→ **Given exercise**
Find every line with the word "document". Copy those lines.

→ **Supplied records**
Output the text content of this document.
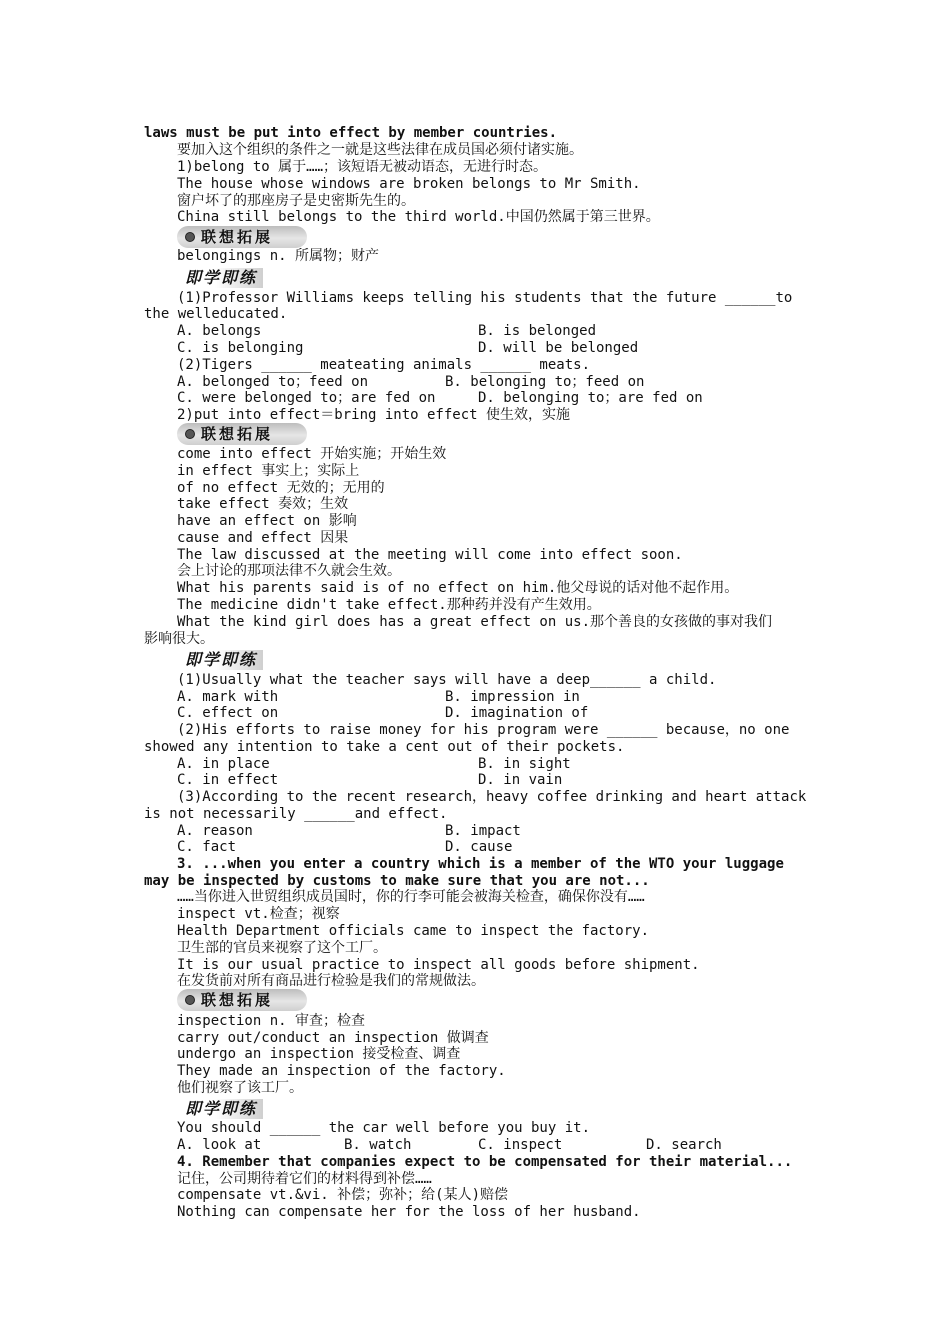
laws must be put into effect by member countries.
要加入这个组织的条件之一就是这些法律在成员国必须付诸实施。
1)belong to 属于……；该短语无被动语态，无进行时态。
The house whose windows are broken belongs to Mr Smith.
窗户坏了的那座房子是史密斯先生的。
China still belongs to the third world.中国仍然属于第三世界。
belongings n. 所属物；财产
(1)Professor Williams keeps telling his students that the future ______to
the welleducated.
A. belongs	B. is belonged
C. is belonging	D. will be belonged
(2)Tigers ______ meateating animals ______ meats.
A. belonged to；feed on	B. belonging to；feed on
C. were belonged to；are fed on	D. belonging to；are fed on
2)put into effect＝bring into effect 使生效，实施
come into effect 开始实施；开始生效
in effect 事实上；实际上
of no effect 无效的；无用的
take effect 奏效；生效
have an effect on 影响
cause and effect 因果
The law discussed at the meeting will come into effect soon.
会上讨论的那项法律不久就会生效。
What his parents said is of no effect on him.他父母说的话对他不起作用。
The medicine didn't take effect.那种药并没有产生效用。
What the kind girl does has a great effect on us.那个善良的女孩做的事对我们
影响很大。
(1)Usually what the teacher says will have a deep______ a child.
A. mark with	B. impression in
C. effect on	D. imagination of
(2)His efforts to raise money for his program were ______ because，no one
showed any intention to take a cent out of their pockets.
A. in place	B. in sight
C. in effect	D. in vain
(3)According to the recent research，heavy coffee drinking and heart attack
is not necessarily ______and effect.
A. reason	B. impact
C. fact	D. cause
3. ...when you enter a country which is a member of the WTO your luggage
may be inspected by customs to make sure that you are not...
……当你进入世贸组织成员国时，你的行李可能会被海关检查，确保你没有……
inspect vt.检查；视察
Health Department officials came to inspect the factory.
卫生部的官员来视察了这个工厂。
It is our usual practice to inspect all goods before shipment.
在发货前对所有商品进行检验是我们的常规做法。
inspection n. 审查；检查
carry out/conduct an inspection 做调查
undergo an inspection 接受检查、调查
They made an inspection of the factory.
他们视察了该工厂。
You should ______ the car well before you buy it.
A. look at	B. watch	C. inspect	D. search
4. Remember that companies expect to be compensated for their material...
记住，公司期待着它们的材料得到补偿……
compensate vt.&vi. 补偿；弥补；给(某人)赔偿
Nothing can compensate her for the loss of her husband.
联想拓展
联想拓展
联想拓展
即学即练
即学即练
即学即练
==
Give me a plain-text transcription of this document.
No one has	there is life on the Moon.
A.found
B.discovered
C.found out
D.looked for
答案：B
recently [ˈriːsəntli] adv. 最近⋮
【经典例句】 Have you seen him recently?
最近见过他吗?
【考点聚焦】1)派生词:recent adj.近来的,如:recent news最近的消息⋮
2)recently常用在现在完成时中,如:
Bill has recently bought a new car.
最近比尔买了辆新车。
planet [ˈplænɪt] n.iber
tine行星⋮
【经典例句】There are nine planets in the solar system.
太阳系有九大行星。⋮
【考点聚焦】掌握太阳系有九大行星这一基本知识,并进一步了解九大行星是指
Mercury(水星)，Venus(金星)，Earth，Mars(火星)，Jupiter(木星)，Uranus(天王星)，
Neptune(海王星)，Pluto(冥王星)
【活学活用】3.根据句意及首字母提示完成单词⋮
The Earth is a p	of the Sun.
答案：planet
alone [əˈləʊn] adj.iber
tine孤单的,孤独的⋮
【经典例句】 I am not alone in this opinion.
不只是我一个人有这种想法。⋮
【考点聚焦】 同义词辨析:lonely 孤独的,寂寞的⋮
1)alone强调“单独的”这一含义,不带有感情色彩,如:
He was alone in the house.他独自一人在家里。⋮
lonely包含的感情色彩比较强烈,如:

→ **Finished task**
Output the text content of this document.
Give me a plain-text transcription of this document.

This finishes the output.